--- begin ---

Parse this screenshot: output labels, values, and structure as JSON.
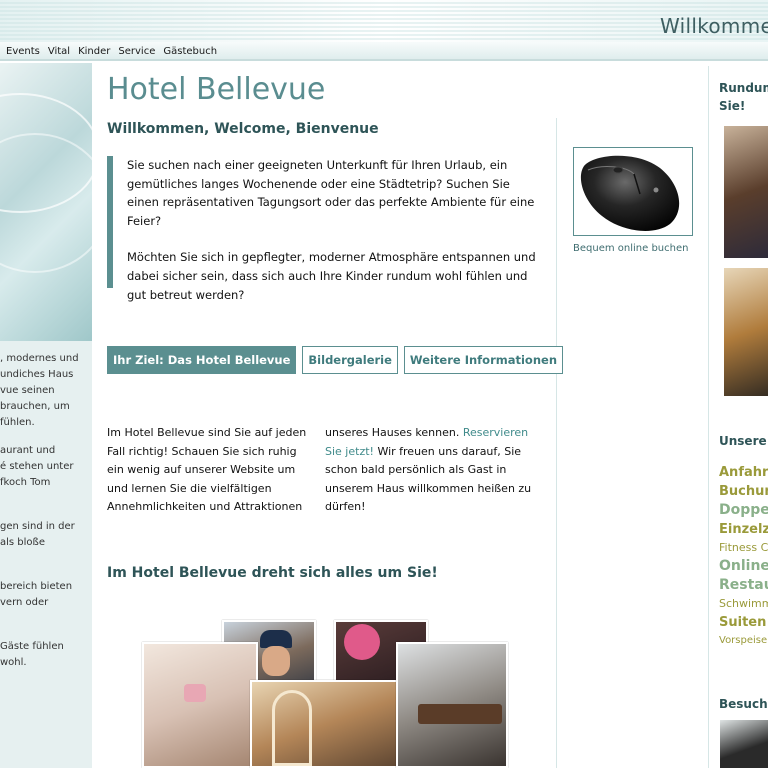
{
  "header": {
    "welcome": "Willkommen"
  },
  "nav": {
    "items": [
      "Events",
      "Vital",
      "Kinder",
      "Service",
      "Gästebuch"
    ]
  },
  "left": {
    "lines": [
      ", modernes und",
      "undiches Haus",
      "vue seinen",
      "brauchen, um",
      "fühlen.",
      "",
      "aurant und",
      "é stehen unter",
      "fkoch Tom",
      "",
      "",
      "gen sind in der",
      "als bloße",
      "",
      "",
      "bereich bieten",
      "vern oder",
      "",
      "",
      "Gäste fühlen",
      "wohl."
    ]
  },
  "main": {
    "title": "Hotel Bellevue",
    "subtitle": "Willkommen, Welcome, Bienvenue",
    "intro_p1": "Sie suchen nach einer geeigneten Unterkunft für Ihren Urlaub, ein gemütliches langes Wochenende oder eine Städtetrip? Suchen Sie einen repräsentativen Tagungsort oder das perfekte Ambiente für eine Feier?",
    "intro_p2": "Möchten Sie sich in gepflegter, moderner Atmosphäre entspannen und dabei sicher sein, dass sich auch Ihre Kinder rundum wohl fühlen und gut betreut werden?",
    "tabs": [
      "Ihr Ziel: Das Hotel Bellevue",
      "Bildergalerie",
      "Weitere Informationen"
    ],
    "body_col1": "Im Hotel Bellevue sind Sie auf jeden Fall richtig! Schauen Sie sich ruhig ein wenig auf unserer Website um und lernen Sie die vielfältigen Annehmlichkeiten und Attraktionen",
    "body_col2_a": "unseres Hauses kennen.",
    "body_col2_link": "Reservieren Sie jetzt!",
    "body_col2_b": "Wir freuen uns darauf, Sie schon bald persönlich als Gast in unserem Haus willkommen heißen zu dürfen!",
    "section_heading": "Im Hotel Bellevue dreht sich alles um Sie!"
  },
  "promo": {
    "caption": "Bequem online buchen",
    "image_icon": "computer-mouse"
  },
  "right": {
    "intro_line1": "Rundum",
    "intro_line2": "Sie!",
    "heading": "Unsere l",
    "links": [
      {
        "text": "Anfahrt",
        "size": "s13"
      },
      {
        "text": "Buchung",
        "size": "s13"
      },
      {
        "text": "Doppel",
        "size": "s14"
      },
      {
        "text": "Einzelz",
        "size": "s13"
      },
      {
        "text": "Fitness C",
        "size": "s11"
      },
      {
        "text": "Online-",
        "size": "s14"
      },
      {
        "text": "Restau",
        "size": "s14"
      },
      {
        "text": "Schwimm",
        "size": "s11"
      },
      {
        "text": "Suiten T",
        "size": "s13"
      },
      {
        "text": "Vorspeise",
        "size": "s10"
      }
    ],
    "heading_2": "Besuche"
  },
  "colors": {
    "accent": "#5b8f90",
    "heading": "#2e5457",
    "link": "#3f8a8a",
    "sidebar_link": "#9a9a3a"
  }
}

--- end ---

* **EXERCISE INSTRUCTIONS**
State how many lines of the listing include "sind", and nothing more.

* **RESPONSE TO THE EXERCISE**
2